▶ **TEXT**:
# Wyoming Wildlife.



## fixed blade XC-3 (Sep 11, 2007)

My old man, Fixed Blade Sr. Went out cross-country skiing and took these photos not to far from his house. They are pretty cool so I thought I would share.


----------



## orvis1 (Sep 7, 2007)

Looks like grand teton national park to me, you guys live there?


----------



## Loke (Sep 7, 2007)

Is that one of those "big coyotes"?


----------



## Al Hansen (Sep 7, 2007)

Love that place.


----------



## Gumbo (Sep 22, 2007)

I climbed that one!


----------



## fixed blade XC-3 (Sep 11, 2007)

orvis1 said:


> Looks like grand teton national park to me, you guys live there?


My dad live in Jackson. I wish I lived up there.



Loke said:


> Is that one of those "big coyotes"?


Sr. got within 40 yrds of this coyote, he said it could care less he was there. The coyotes have to be extra fluffy with the 30 below temps they get there. :mrgreen:


----------



## Nibble Nuts (Sep 12, 2007)

Loke said:


> Is that one of those "big coyotes"?


I'm not sure, we need more confirmation. Next time he should take his rifle to confirm this species. :?


----------



## InvaderZim (Sep 7, 2007)

Dang! Cool.


----------



## schaueelab (Dec 30, 2007)

Very nice remindes me of when i lived in Island Park wildlife everywhere!!


----------



## LOAH (Sep 29, 2007)

▶ **Entries drawn from a collection**:
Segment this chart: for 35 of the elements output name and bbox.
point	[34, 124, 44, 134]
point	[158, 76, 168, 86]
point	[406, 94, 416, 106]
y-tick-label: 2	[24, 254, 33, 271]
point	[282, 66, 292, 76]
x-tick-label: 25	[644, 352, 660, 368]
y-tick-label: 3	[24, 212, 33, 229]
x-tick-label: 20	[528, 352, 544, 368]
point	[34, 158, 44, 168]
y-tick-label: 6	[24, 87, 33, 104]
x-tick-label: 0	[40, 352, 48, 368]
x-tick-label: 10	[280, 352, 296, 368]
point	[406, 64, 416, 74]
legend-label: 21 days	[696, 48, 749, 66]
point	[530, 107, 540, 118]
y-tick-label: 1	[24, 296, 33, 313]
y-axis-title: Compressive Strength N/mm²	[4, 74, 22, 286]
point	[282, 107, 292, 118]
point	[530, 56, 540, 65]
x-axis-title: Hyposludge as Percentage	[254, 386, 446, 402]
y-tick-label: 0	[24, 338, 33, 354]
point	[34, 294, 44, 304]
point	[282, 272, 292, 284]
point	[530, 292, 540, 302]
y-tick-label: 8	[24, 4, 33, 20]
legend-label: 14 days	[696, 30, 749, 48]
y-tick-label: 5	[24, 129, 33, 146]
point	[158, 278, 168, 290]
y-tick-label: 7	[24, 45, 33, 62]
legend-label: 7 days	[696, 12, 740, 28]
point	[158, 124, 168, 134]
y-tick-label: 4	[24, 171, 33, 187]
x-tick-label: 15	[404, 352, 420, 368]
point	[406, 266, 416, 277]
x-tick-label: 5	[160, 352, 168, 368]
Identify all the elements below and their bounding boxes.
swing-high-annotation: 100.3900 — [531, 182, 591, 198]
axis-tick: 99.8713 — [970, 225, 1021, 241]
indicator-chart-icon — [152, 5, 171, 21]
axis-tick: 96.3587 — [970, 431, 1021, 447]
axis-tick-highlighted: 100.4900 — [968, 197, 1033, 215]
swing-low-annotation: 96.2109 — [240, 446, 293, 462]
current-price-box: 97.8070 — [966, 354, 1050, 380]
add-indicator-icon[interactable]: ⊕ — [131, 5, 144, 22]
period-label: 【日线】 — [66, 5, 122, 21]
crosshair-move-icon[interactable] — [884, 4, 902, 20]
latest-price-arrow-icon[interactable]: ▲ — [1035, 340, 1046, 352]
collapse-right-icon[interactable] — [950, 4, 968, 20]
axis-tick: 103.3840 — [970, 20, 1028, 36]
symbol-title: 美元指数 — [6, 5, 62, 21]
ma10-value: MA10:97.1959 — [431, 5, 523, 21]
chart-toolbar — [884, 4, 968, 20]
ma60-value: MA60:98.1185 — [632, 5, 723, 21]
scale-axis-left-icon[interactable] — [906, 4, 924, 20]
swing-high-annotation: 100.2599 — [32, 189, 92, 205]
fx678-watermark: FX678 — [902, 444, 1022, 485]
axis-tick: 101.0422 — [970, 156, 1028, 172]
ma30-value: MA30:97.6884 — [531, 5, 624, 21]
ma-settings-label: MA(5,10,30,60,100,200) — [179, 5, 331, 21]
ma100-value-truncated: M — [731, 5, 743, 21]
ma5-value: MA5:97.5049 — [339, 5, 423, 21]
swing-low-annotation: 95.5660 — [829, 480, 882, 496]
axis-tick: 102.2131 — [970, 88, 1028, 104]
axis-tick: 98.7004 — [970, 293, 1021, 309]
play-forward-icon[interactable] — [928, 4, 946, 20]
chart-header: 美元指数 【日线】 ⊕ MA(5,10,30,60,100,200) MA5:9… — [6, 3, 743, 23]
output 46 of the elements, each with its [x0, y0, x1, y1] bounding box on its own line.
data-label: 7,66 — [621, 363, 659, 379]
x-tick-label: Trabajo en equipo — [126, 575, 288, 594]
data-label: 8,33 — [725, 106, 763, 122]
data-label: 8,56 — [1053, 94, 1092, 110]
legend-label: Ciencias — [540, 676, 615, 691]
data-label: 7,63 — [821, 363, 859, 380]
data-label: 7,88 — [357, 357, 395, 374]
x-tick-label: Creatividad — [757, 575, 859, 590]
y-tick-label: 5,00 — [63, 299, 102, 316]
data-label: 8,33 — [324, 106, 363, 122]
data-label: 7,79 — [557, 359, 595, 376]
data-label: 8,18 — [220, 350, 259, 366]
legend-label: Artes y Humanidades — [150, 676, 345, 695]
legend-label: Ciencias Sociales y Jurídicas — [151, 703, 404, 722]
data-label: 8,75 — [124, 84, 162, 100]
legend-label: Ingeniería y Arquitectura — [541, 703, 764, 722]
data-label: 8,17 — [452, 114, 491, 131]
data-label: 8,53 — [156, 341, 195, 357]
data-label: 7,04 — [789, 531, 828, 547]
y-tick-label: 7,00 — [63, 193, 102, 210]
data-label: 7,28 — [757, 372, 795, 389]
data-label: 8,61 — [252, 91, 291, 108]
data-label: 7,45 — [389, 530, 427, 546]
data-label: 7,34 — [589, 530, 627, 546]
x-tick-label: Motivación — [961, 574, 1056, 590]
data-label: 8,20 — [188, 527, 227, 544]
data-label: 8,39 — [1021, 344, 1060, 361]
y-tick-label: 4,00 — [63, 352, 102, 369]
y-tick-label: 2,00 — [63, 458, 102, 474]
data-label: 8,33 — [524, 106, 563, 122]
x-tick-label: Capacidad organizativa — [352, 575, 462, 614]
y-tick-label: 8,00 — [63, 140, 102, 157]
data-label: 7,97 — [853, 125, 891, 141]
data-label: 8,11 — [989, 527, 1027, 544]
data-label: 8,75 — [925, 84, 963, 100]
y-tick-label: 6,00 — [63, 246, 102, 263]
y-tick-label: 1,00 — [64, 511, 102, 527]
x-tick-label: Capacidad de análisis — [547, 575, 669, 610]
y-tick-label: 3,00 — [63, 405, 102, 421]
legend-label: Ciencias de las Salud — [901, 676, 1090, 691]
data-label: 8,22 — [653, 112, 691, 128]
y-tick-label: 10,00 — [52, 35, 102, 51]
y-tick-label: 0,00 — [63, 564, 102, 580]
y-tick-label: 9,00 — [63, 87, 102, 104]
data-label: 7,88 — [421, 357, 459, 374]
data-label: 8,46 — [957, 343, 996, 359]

▶ **EXERCISE REQUIREMENTS**:
[A] In the Wyoming wildlife thread, how close did Sr. get to the coyote?
[B] Could you supply the next part of the Wyoming wildlife thread, picking up right after its final line?

▶ **ANSWERS GIVEN**:
[A] Within 40 yards.

[B]
The first shot is breathtaking. The rest are way cool, but that first one humbles me.


----------



## fixed blade XC-3 (Sep 11, 2007)

Loah have you ever been to grand teton national park? The picture doesn't even come close to doing it justice. Plus the fishing their is fantastic. :wink:


----------



## Riverrat77 (Sep 7, 2007)

Very cool pictures.... the moose are awesome.


----------



## Wdycle (Sep 11, 2007)

Nice Moose!!


----------



## .45 (Sep 21, 2007)

Good job on the pic's fixed blade..!!!  

Those were taken with a normal type camera? Nice close-up on the 'muse'.. :mrgreen:


----------



## fixed blade XC-3 (Sep 11, 2007)

I actually think its a pretty fancy camera, but I asked the old man how far the "muse" were and the answer was only 50 yrds.


----------



## dkhntrdstn (Sep 7, 2007)

I love those pic of the mooses. cant wait to go after one of them.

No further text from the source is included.